• [What you are asked to do]:
Extract and list every line that contains the word "this".

** start of Input data **

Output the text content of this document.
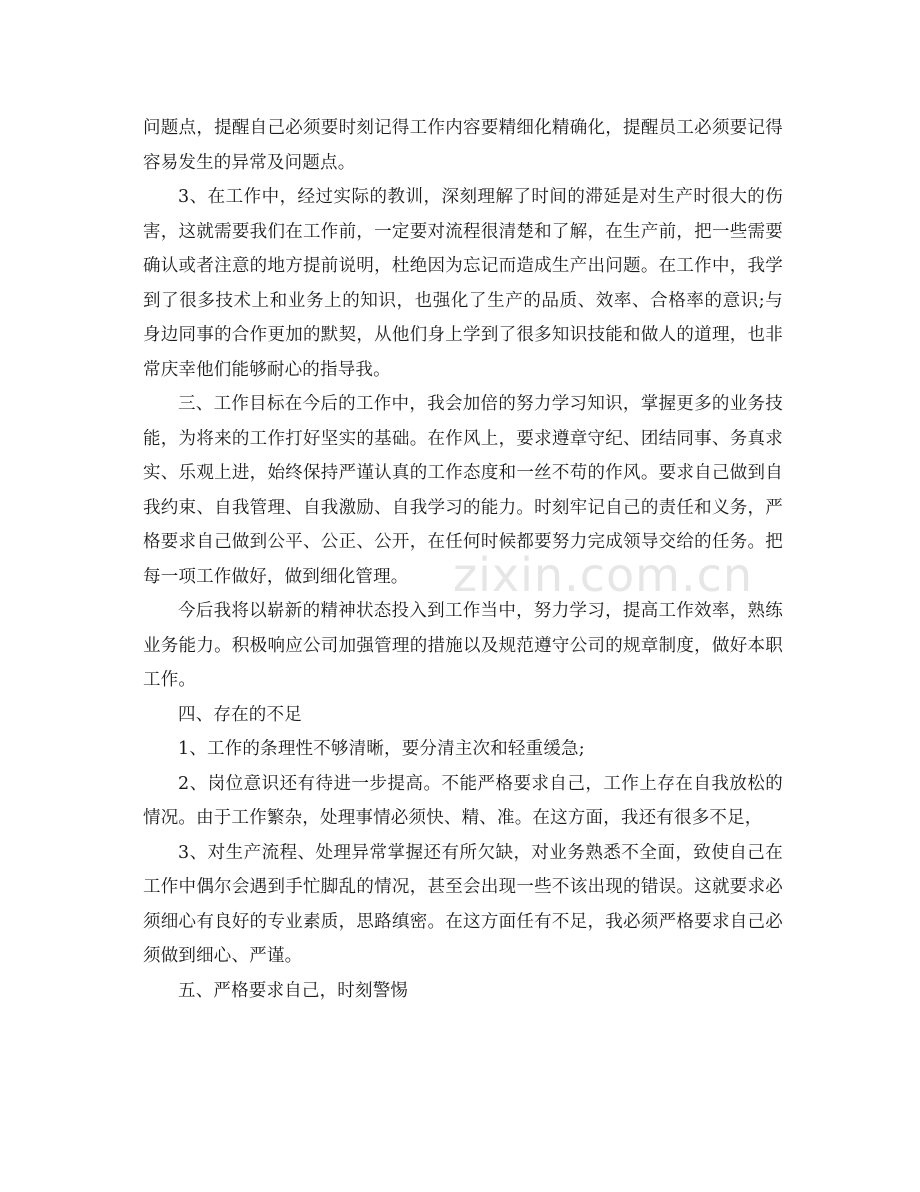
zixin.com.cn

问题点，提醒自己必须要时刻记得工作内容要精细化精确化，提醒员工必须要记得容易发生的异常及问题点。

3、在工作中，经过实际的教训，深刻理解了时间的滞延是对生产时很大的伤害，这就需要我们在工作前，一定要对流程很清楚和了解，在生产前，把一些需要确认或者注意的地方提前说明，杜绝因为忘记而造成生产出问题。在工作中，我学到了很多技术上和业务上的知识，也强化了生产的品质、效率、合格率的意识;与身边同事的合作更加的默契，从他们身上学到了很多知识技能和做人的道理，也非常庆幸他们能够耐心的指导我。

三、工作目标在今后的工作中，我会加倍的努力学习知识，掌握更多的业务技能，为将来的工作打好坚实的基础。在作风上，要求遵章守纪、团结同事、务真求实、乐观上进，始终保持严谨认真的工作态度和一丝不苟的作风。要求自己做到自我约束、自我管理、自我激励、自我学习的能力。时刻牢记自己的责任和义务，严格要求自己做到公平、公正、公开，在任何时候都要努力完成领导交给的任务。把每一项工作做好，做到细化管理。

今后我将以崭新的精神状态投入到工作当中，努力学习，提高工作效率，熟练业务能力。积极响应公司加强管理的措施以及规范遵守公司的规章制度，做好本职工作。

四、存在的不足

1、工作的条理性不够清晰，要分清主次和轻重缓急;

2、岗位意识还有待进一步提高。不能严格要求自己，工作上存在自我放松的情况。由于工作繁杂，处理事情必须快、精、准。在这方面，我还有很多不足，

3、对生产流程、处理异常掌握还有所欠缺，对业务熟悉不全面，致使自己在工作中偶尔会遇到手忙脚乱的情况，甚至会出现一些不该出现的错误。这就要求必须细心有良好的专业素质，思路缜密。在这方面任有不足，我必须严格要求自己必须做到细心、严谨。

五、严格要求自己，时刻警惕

** end of Input data **
** start of Input data **

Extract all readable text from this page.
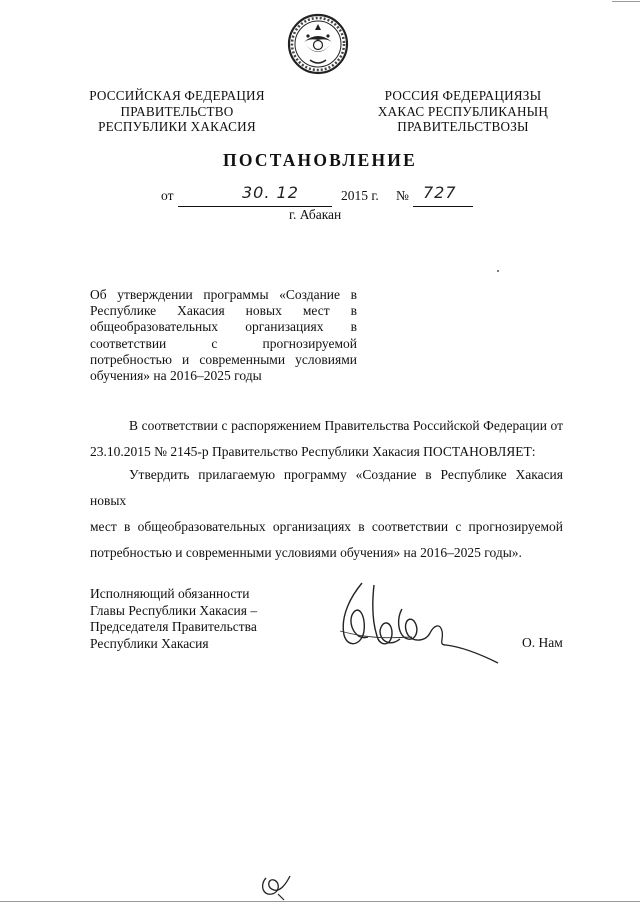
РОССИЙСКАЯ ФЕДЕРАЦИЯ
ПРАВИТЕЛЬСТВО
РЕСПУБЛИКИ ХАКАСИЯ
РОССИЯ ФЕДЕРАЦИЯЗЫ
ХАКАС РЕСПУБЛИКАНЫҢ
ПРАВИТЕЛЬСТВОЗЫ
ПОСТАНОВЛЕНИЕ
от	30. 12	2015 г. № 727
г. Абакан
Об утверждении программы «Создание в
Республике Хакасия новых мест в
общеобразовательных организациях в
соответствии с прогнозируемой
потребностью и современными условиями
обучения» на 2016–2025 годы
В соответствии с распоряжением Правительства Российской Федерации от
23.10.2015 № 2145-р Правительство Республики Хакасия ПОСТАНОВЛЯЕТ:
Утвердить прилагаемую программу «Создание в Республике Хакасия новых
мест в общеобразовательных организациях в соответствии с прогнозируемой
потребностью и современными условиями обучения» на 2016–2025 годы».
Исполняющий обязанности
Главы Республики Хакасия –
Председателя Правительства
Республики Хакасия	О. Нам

** end of Input data **

• [Solution to the exercise]:
Output the text content of this document.
Extract all readable text from this page.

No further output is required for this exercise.